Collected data

========================================

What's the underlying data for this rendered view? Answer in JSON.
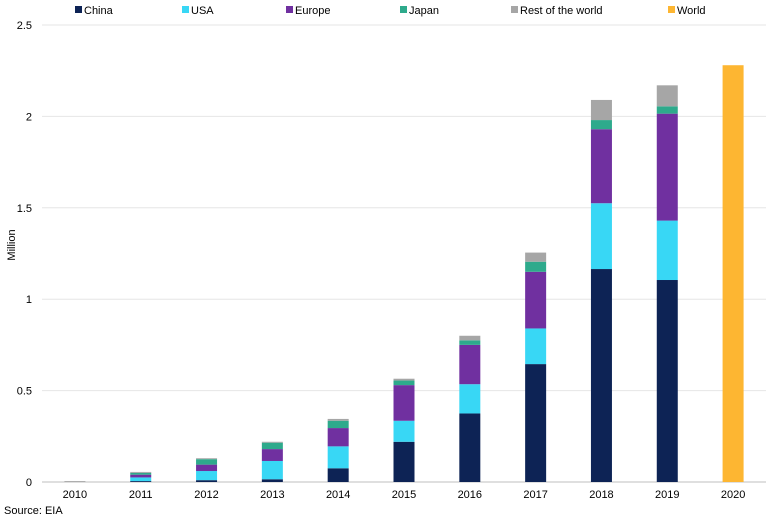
{
  "chart_data": {
    "type": "bar",
    "stacked": true,
    "title": "",
    "xlabel": "",
    "ylabel": "Million",
    "ylim": [
      0,
      2.5
    ],
    "yticks": [
      0,
      0.5,
      1,
      1.5,
      2,
      2.5
    ],
    "ytick_labels": [
      "0",
      "0.5",
      "1",
      "1.5",
      "2",
      "2.5"
    ],
    "grid": "horizontal",
    "legend_position": "top",
    "categories": [
      "2010",
      "2011",
      "2012",
      "2013",
      "2014",
      "2015",
      "2016",
      "2017",
      "2018",
      "2019",
      "2020"
    ],
    "series": [
      {
        "name": "China",
        "color": "#0d2355",
        "values": [
          0.0,
          0.005,
          0.01,
          0.015,
          0.075,
          0.22,
          0.375,
          0.645,
          1.165,
          1.105,
          null
        ]
      },
      {
        "name": "USA",
        "color": "#38d7f5",
        "values": [
          0.0,
          0.02,
          0.05,
          0.1,
          0.12,
          0.115,
          0.16,
          0.195,
          0.36,
          0.325,
          null
        ]
      },
      {
        "name": "Europe",
        "color": "#7030a0",
        "values": [
          0.0,
          0.015,
          0.035,
          0.065,
          0.1,
          0.195,
          0.215,
          0.31,
          0.405,
          0.585,
          null
        ]
      },
      {
        "name": "Japan",
        "color": "#2eaa8c",
        "values": [
          0.0,
          0.01,
          0.03,
          0.035,
          0.04,
          0.025,
          0.025,
          0.055,
          0.05,
          0.04,
          null
        ]
      },
      {
        "name": "Rest of the world",
        "color": "#a6a6a6",
        "values": [
          0.005,
          0.005,
          0.005,
          0.005,
          0.01,
          0.01,
          0.025,
          0.05,
          0.11,
          0.115,
          null
        ]
      },
      {
        "name": "World",
        "color": "#fdb632",
        "values": [
          null,
          null,
          null,
          null,
          null,
          null,
          null,
          null,
          null,
          null,
          2.28
        ]
      }
    ],
    "source_note": "Source: EIA"
  }
}
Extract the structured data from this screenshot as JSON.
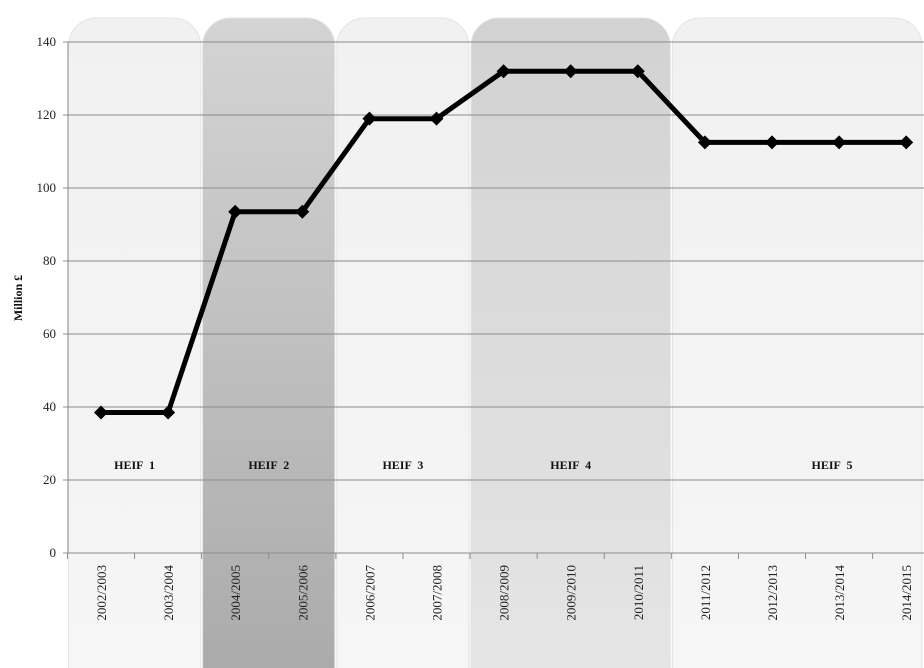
{
  "chart_data": {
    "type": "line",
    "ylabel": "Million £",
    "xlabel": "",
    "title": "",
    "ylim": [
      0,
      140
    ],
    "yticks": [
      0,
      20,
      40,
      60,
      80,
      100,
      120,
      140
    ],
    "grid": true,
    "categories": [
      "2002/2003",
      "2003/2004",
      "2004/2005",
      "2005/2006",
      "2006/2007",
      "2007/2008",
      "2008/2009",
      "2009/2010",
      "2010/2011",
      "2011/2012",
      "2012/2013",
      "2013/2014",
      "2014/2015"
    ],
    "series": [
      {
        "values": [
          38.5,
          38.5,
          93.5,
          93.5,
          119,
          119,
          132,
          132,
          132,
          112.5,
          112.5,
          112.5,
          112.5
        ]
      }
    ],
    "line_color": "#000000",
    "phases": [
      {
        "label": "HEIF  1",
        "start": 0,
        "end": 1,
        "fill": "#efefef"
      },
      {
        "label": "HEIF  2",
        "start": 2,
        "end": 3,
        "fill": "#bfbfbf"
      },
      {
        "label": "HEIF  3",
        "start": 4,
        "end": 5,
        "fill": "#efefef"
      },
      {
        "label": "HEIF  4",
        "start": 6,
        "end": 8,
        "fill": "#d6d6d6"
      },
      {
        "label": "HEIF  5",
        "start": 9,
        "end": 12,
        "fill": "#f2f2f2"
      }
    ]
  }
}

========================================

Problem to solve
Every record is to be reproduced exactly, with no pictures included.

Answer for this exercise
What's the underlying data for this rendered view? Answer in JSON.
{
  "chart_data": {
    "type": "bar",
    "stacked": true,
    "title": "",
    "xlabel": "",
    "ylabel": "Million",
    "ylim": [
      0,
      2.5
    ],
    "yticks": [
      0,
      0.5,
      1,
      1.5,
      2,
      2.5
    ],
    "ytick_labels": [
      "0",
      "0.5",
      "1",
      "1.5",
      "2",
      "2.5"
    ],
    "grid": "horizontal",
    "legend_position": "top",
    "categories": [
      "2010",
      "2011",
      "2012",
      "2013",
      "2014",
      "2015",
      "2016",
      "2017",
      "2018",
      "2019",
      "2020"
    ],
    "series": [
      {
        "name": "China",
        "color": "#0d2355",
        "values": [
          0.0,
          0.005,
          0.01,
          0.015,
          0.075,
          0.22,
          0.375,
          0.645,
          1.165,
          1.105,
          null
        ]
      },
      {
        "name": "USA",
        "color": "#38d7f5",
        "values": [
          0.0,
          0.02,
          0.05,
          0.1,
          0.12,
          0.115,
          0.16,
          0.195,
          0.36,
          0.325,
          null
        ]
      },
      {
        "name": "Europe",
        "color": "#7030a0",
        "values": [
          0.0,
          0.015,
          0.035,
          0.065,
          0.1,
          0.195,
          0.215,
          0.31,
          0.405,
          0.585,
          null
        ]
      },
      {
        "name": "Japan",
        "color": "#2eaa8c",
        "values": [
          0.0,
          0.01,
          0.03,
          0.035,
          0.04,
          0.025,
          0.025,
          0.055,
          0.05,
          0.04,
          null
        ]
      },
      {
        "name": "Rest of the world",
        "color": "#a6a6a6",
        "values": [
          0.005,
          0.005,
          0.005,
          0.005,
          0.01,
          0.01,
          0.025,
          0.05,
          0.11,
          0.115,
          null
        ]
      },
      {
        "name": "World",
        "color": "#fdb632",
        "values": [
          null,
          null,
          null,
          null,
          null,
          null,
          null,
          null,
          null,
          null,
          2.28
        ]
      }
    ],
    "source_note": "Source: EIA"
  }
}
Extract the structured data from this screenshot as JSON.
{
  "chart_data": {
    "type": "line",
    "ylabel": "Million £",
    "xlabel": "",
    "title": "",
    "ylim": [
      0,
      140
    ],
    "yticks": [
      0,
      20,
      40,
      60,
      80,
      100,
      120,
      140
    ],
    "grid": true,
    "categories": [
      "2002/2003",
      "2003/2004",
      "2004/2005",
      "2005/2006",
      "2006/2007",
      "2007/2008",
      "2008/2009",
      "2009/2010",
      "2010/2011",
      "2011/2012",
      "2012/2013",
      "2013/2014",
      "2014/2015"
    ],
    "series": [
      {
        "values": [
          38.5,
          38.5,
          93.5,
          93.5,
          119,
          119,
          132,
          132,
          132,
          112.5,
          112.5,
          112.5,
          112.5
        ]
      }
    ],
    "line_color": "#000000",
    "phases": [
      {
        "label": "HEIF  1",
        "start": 0,
        "end": 1,
        "fill": "#efefef"
      },
      {
        "label": "HEIF  2",
        "start": 2,
        "end": 3,
        "fill": "#bfbfbf"
      },
      {
        "label": "HEIF  3",
        "start": 4,
        "end": 5,
        "fill": "#efefef"
      },
      {
        "label": "HEIF  4",
        "start": 6,
        "end": 8,
        "fill": "#d6d6d6"
      },
      {
        "label": "HEIF  5",
        "start": 9,
        "end": 12,
        "fill": "#f2f2f2"
      }
    ]
  }
}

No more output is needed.